● Supplied text
▶

Now, whenever I call notificationElement.getElementsByTagName("file"); it gives me all the <file> elements, including those under the <group> element. I handle each of these kinds of files differently, so this functionality is not desirable.

I've thought of two solutions:
1. Get the parent element of the file element and deal with it accordingly (depending on whether it's <notification> or <group>.
2. Rename the second <file> element to avoid confusion.
Neither of those solutions are as desirable as just leaving things the way they are and getting only the <file> elements which are direct children of <notification> elements.

I'm open to IMPO comments and answers about the "best" way to do this, but I'm really interested in DOM solutions because that's what the rest of this project is using. Thanks.
- Alex almost 12 years
  
  Why don't you use XPath to get both list of nodes and treat them differently ? //groups/group/file and //notification/file would suffice to have them. Or dou you want only one XPath to get them all ?
- Dmitry almost 12 years
  
  Why not create this collection by you own looping throught direct childs, like hits:"NodeList nodes = element.getChildNodes(); for (int i = 0; i < nodes.getLength(); i++) { //if element path check - add it to the collection }"?
- Charles Duffy almost 12 years
  
  @Alex org.w3c.dom doesn't support XPath; he'd want to use a different library, such as org.jdom.xpath, for that... though I fully agree that it's the more elegant approach.
- Alex almost 12 years
  
  javax.xml.xpath is Java Standard, so I think he can pretty much use it, no need to get JDom just for this simple task.
- kentcdodds almost 12 years
  
  I should mention that this is only a small part of a much bigger xml file :) Wanted to make it readable.
kentcdodds almost 12 years

Looks like a good answer, and in the future I may move from DOM to XPath. But for this project this is the last thing I need to do and I want to stick with DOM. However, unless I get another answer for DOM, I'll accept yours because it's a good answer. Either way, you get a +1 for such a thorough answer.

◀

● Recorded information
▶

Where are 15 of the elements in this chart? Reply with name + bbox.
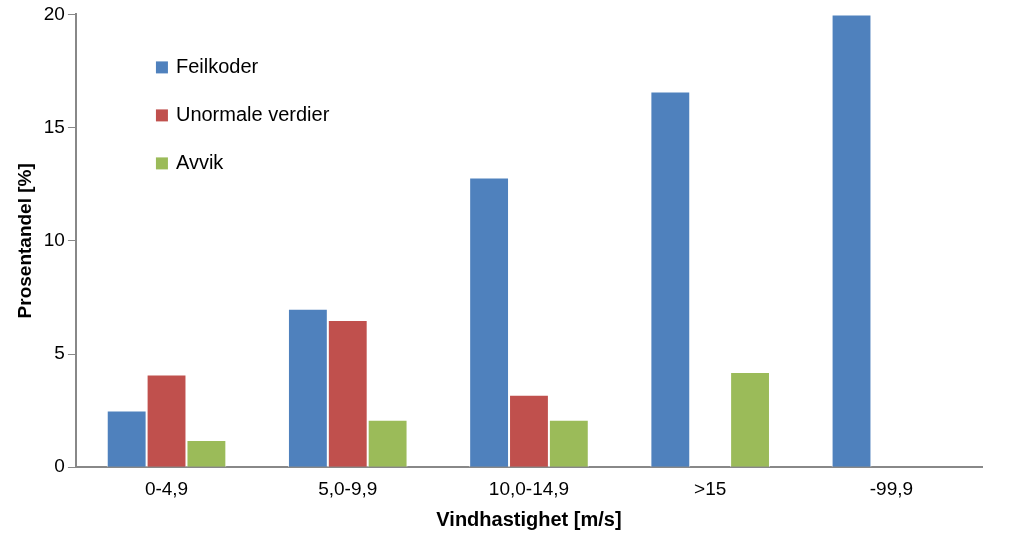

◀

● What this exercise asks
a) Name each distinct person who posts in the forum thread about picking out direct-child file elements with DOM.
b) Extend the forum thread about selecting direct-child file elements with DOM past its final post.
The listing has no role here.

● Answers provided
a) Alex, Dmitry, Charles Duffy, kentcdodds

b)
Alex almost 12 years

If you need to stick with DOM, then you will need to iterate over the NodeList using ((Node)notificationElement).getChildNodes() and keep only the one whose names are file. Ideally you will have to find all notification tags to do that. The same needs to be done for group tags.
kentcdodds almost 12 years

I found a better solution. The reason that wont work is because there are a lot of childNodes in the notification element. I answered the question though. Thanks for your good answer. I really will look into XPath in the future.
kentcdodds almost 12 years

thanks for the solution. My solution is similar to this, but I don't iterate through all the children because there are a lot more children in that element which I didn't display in my question just to avoid information overload. Anyway, thanks again. +1 for a good answer.
arthur almost 12 years

@kentcdodds.I update my Answer.You see,working with XML without using "ID" leaves you basically with only "getElementsByTagName" and "getChildNodes" to play with. You don't have in my opinion other answers when working directly with the DOM.Sorry you have to stick with the DOM.Whatever the solution it will probably come down to how your access the children of a given Node(in this case "Notification").My solution checks the type Node in order to spare you unnecessary work.But you'll still have to iterate ALL the children.That's what happen when there no "ID" : you end up with a collection.
kentcdodds almost 12 years

+1 for providing another totally acceptable answer to the question. :)
BizNuge almost 12 years

Cheers @kentcdodds Quite an interesting problem to tackle and find another solution to actually. fairly glad I can continue to use the org.w3c.dom without having to port existing code. Thanks for the question!
kentcdodds almost 11 years

@JanusTroelsen, if you're talking about the second line when I cast the item as an element, then it depends on the DOM you're parsing... If not, what do you mean?
Tomáš Zato over 10 years

I'm looking for a way to search for an element by path root/etc/foo and eventually create it, or it's parent nodes if these don't exist. Can I use something better than a for loop in children nodes? I only care about the first occurence.
FINDarkside about 9 years

Why didn't you just iterate through element.getChildNodes()?
krispy about 9 years

+1 for a really simple, easy and clean solution. You can use a for loop with this technique, to keep it elegant and to preserve scope: for (Node n = docEl.getFirstChild(); n != null; n = n.getNextSibling()).
klaar over 8 years

@arthur (off-topic) For the love of all that is holy, please put some whitespace between a period and the first letter of the next sentence. This is pure madness!
Justin about 8 years

The 'getParentNode' function (and 'getNodeName') is available on the 'Node' interface. So for just checking the name, no cast is needed. (and just for safety switch the equals to be "notification".equals(...))
ceving over 3 years

What is the difference to getChildNodes?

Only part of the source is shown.